§ Request: Reproduce the material below, replacing "checkbox-wf" with "checkbox-wahlfach" and leaving everything else unchanged.
:: Input for this task
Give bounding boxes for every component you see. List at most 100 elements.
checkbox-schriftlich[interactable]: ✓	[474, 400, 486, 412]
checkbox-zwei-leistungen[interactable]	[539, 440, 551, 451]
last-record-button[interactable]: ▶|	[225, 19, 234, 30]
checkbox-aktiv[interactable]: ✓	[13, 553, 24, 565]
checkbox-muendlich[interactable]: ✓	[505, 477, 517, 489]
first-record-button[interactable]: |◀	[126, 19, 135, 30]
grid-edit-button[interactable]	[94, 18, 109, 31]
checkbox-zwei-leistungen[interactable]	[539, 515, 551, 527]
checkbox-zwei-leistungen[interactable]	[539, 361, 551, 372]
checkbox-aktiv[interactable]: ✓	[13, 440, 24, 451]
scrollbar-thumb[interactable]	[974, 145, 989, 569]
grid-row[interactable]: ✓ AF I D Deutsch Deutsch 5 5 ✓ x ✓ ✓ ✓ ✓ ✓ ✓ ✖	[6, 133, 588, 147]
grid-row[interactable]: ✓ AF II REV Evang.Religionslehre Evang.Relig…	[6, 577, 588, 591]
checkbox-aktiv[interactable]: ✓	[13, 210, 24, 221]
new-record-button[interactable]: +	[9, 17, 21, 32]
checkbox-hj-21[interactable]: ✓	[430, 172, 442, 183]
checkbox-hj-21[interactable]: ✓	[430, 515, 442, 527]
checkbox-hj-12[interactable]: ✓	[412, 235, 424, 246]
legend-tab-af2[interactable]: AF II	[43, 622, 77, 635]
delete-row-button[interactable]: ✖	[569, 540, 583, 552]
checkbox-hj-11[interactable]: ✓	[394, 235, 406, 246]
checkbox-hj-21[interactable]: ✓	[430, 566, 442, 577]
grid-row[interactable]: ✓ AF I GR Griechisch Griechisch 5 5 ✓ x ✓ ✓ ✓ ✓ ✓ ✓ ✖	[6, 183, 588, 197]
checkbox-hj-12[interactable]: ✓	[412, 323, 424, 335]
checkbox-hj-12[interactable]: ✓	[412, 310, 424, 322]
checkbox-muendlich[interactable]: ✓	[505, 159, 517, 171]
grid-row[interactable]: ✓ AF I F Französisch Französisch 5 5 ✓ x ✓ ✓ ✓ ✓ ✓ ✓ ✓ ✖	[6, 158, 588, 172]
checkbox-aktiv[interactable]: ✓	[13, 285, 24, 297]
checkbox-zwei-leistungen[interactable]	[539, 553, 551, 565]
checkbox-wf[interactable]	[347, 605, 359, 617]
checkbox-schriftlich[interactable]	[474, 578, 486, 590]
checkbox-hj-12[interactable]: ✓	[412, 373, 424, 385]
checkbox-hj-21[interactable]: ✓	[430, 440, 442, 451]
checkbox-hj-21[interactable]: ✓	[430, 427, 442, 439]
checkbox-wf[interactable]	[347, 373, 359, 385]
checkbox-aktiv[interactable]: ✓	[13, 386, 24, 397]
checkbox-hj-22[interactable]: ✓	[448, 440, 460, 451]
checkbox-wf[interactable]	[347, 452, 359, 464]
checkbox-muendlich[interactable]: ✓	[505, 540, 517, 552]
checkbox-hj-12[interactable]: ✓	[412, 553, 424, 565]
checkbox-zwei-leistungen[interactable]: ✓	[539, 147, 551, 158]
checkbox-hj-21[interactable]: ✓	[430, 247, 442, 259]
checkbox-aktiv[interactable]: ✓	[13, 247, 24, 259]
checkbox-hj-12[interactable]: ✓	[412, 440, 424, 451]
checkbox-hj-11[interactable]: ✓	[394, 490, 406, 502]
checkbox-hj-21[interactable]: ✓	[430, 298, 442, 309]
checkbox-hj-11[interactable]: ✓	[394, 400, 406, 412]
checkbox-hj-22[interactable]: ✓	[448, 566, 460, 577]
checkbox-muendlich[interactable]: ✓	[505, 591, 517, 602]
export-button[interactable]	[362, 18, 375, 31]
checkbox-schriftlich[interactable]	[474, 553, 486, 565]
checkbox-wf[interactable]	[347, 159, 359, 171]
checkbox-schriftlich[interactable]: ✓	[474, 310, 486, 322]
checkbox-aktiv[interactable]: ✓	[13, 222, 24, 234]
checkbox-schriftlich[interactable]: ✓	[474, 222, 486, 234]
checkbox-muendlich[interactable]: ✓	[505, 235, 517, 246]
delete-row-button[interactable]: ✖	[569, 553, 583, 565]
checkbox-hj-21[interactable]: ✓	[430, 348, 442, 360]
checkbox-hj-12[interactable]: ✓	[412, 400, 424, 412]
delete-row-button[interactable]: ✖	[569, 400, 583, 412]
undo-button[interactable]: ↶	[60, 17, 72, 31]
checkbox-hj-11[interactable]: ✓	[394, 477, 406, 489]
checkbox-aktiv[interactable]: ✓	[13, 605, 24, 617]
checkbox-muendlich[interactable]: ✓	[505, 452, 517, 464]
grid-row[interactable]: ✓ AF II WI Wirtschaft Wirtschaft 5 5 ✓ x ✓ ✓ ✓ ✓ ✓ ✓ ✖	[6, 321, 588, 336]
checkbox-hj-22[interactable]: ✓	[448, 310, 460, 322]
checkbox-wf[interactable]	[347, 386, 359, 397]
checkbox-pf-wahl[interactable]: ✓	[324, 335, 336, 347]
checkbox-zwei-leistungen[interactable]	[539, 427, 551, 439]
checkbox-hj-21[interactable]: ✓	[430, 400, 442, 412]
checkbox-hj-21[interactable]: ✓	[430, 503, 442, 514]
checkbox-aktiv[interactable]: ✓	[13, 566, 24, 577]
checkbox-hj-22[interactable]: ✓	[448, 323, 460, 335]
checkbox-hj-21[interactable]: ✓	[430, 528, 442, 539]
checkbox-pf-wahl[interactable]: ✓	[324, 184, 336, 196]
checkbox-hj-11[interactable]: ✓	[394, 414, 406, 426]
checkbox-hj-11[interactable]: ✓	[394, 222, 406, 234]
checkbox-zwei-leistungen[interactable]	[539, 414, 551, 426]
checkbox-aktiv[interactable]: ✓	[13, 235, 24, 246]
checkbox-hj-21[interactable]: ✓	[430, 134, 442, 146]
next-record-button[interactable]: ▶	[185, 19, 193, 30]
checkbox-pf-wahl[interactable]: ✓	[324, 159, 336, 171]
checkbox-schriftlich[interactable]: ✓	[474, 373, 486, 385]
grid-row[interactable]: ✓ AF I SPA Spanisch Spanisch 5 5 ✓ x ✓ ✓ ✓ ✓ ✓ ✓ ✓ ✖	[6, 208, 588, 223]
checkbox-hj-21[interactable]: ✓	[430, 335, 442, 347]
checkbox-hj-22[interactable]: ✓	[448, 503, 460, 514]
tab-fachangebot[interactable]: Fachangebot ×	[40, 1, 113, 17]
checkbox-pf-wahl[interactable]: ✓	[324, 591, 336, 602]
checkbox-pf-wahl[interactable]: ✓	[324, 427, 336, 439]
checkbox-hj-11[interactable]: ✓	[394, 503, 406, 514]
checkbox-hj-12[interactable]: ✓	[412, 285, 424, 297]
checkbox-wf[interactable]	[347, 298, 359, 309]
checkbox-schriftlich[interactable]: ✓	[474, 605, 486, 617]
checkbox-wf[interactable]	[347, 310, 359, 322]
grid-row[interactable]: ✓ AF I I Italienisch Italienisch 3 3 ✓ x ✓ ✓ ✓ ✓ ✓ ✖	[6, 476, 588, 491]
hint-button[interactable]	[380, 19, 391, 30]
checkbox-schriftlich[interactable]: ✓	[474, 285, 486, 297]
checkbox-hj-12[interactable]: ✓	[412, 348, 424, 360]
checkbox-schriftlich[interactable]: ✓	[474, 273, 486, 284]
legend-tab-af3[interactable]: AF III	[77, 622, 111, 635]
::::
§ Result:
Give bounding boxes for every component you see. List at most 100 elements.
checkbox-schriftlich[interactable]: ✓	[474, 400, 486, 412]
checkbox-zwei-leistungen[interactable]	[539, 440, 551, 451]
last-record-button[interactable]: ▶|	[225, 19, 234, 30]
checkbox-aktiv[interactable]: ✓	[13, 553, 24, 565]
checkbox-muendlich[interactable]: ✓	[505, 477, 517, 489]
first-record-button[interactable]: |◀	[126, 19, 135, 30]
grid-edit-button[interactable]	[94, 18, 109, 31]
checkbox-zwei-leistungen[interactable]	[539, 515, 551, 527]
checkbox-zwei-leistungen[interactable]	[539, 361, 551, 372]
checkbox-aktiv[interactable]: ✓	[13, 440, 24, 451]
scrollbar-thumb[interactable]	[974, 145, 989, 569]
grid-row[interactable]: ✓ AF I D Deutsch Deutsch 5 5 ✓ x ✓ ✓ ✓ ✓ ✓ ✓ ✖	[6, 133, 588, 147]
grid-row[interactable]: ✓ AF II REV Evang.Religionslehre Evang.Relig…	[6, 577, 588, 591]
checkbox-aktiv[interactable]: ✓	[13, 210, 24, 221]
new-record-button[interactable]: +	[9, 17, 21, 32]
checkbox-hj-21[interactable]: ✓	[430, 172, 442, 183]
checkbox-hj-21[interactable]: ✓	[430, 515, 442, 527]
checkbox-hj-12[interactable]: ✓	[412, 235, 424, 246]
legend-tab-af2[interactable]: AF II	[43, 622, 77, 635]
delete-row-button[interactable]: ✖	[569, 540, 583, 552]
checkbox-hj-11[interactable]: ✓	[394, 235, 406, 246]
checkbox-hj-21[interactable]: ✓	[430, 566, 442, 577]
grid-row[interactable]: ✓ AF I GR Griechisch Griechisch 5 5 ✓ x ✓ ✓ ✓ ✓ ✓ ✓ ✖	[6, 183, 588, 197]
checkbox-hj-12[interactable]: ✓	[412, 323, 424, 335]
checkbox-hj-12[interactable]: ✓	[412, 310, 424, 322]
checkbox-muendlich[interactable]: ✓	[505, 159, 517, 171]
grid-row[interactable]: ✓ AF I F Französisch Französisch 5 5 ✓ x ✓ ✓ ✓ ✓ ✓ ✓ ✓ ✖	[6, 158, 588, 172]
checkbox-aktiv[interactable]: ✓	[13, 285, 24, 297]
checkbox-zwei-leistungen[interactable]	[539, 553, 551, 565]
checkbox-wahlfach[interactable]	[347, 605, 359, 617]
checkbox-schriftlich[interactable]	[474, 578, 486, 590]
checkbox-hj-12[interactable]: ✓	[412, 373, 424, 385]
checkbox-hj-21[interactable]: ✓	[430, 440, 442, 451]
checkbox-hj-21[interactable]: ✓	[430, 427, 442, 439]
checkbox-wahlfach[interactable]	[347, 373, 359, 385]
checkbox-aktiv[interactable]: ✓	[13, 386, 24, 397]
checkbox-hj-22[interactable]: ✓	[448, 440, 460, 451]
checkbox-wahlfach[interactable]	[347, 452, 359, 464]
checkbox-muendlich[interactable]: ✓	[505, 540, 517, 552]
checkbox-hj-12[interactable]: ✓	[412, 553, 424, 565]
checkbox-zwei-leistungen[interactable]: ✓	[539, 147, 551, 158]
checkbox-hj-21[interactable]: ✓	[430, 247, 442, 259]
checkbox-aktiv[interactable]: ✓	[13, 247, 24, 259]
checkbox-hj-12[interactable]: ✓	[412, 440, 424, 451]
checkbox-hj-11[interactable]: ✓	[394, 490, 406, 502]
checkbox-hj-21[interactable]: ✓	[430, 298, 442, 309]
checkbox-hj-11[interactable]: ✓	[394, 400, 406, 412]
checkbox-hj-22[interactable]: ✓	[448, 566, 460, 577]
checkbox-muendlich[interactable]: ✓	[505, 591, 517, 602]
export-button[interactable]	[362, 18, 375, 31]
checkbox-schriftlich[interactable]	[474, 553, 486, 565]
checkbox-wahlfach[interactable]	[347, 159, 359, 171]
checkbox-schriftlich[interactable]: ✓	[474, 310, 486, 322]
checkbox-aktiv[interactable]: ✓	[13, 222, 24, 234]
checkbox-schriftlich[interactable]: ✓	[474, 222, 486, 234]
checkbox-muendlich[interactable]: ✓	[505, 235, 517, 246]
delete-row-button[interactable]: ✖	[569, 553, 583, 565]
checkbox-hj-21[interactable]: ✓	[430, 348, 442, 360]
checkbox-hj-12[interactable]: ✓	[412, 400, 424, 412]
delete-row-button[interactable]: ✖	[569, 400, 583, 412]
undo-button[interactable]: ↶	[60, 17, 72, 31]
checkbox-hj-11[interactable]: ✓	[394, 477, 406, 489]
checkbox-aktiv[interactable]: ✓	[13, 605, 24, 617]
checkbox-muendlich[interactable]: ✓	[505, 452, 517, 464]
grid-row[interactable]: ✓ AF II WI Wirtschaft Wirtschaft 5 5 ✓ x ✓ ✓ ✓ ✓ ✓ ✓ ✖	[6, 321, 588, 336]
checkbox-hj-22[interactable]: ✓	[448, 310, 460, 322]
checkbox-wahlfach[interactable]	[347, 386, 359, 397]
checkbox-pf-wahl[interactable]: ✓	[324, 335, 336, 347]
checkbox-zwei-leistungen[interactable]	[539, 427, 551, 439]
checkbox-hj-21[interactable]: ✓	[430, 400, 442, 412]
checkbox-hj-21[interactable]: ✓	[430, 503, 442, 514]
checkbox-aktiv[interactable]: ✓	[13, 566, 24, 577]
checkbox-hj-22[interactable]: ✓	[448, 323, 460, 335]
checkbox-hj-21[interactable]: ✓	[430, 528, 442, 539]
checkbox-pf-wahl[interactable]: ✓	[324, 184, 336, 196]
checkbox-hj-11[interactable]: ✓	[394, 414, 406, 426]
checkbox-hj-11[interactable]: ✓	[394, 222, 406, 234]
checkbox-zwei-leistungen[interactable]	[539, 414, 551, 426]
checkbox-aktiv[interactable]: ✓	[13, 235, 24, 246]
checkbox-hj-21[interactable]: ✓	[430, 134, 442, 146]
next-record-button[interactable]: ▶	[185, 19, 193, 30]
checkbox-pf-wahl[interactable]: ✓	[324, 159, 336, 171]
checkbox-schriftlich[interactable]: ✓	[474, 373, 486, 385]
grid-row[interactable]: ✓ AF I SPA Spanisch Spanisch 5 5 ✓ x ✓ ✓ ✓ ✓ ✓ ✓ ✓ ✖	[6, 208, 588, 223]
checkbox-hj-21[interactable]: ✓	[430, 335, 442, 347]
checkbox-hj-22[interactable]: ✓	[448, 503, 460, 514]
tab-fachangebot[interactable]: Fachangebot ×	[40, 1, 113, 17]
checkbox-pf-wahl[interactable]: ✓	[324, 591, 336, 602]
checkbox-pf-wahl[interactable]: ✓	[324, 427, 336, 439]
checkbox-hj-11[interactable]: ✓	[394, 503, 406, 514]
checkbox-hj-12[interactable]: ✓	[412, 285, 424, 297]
checkbox-wahlfach[interactable]	[347, 298, 359, 309]
checkbox-schriftlich[interactable]: ✓	[474, 605, 486, 617]
checkbox-wahlfach[interactable]	[347, 310, 359, 322]
grid-row[interactable]: ✓ AF I I Italienisch Italienisch 3 3 ✓ x ✓ ✓ ✓ ✓ ✓ ✖	[6, 476, 588, 491]
hint-button[interactable]	[380, 19, 391, 30]
checkbox-schriftlich[interactable]: ✓	[474, 285, 486, 297]
checkbox-hj-12[interactable]: ✓	[412, 348, 424, 360]
checkbox-schriftlich[interactable]: ✓	[474, 273, 486, 284]
legend-tab-af3[interactable]: AF III	[77, 622, 111, 635]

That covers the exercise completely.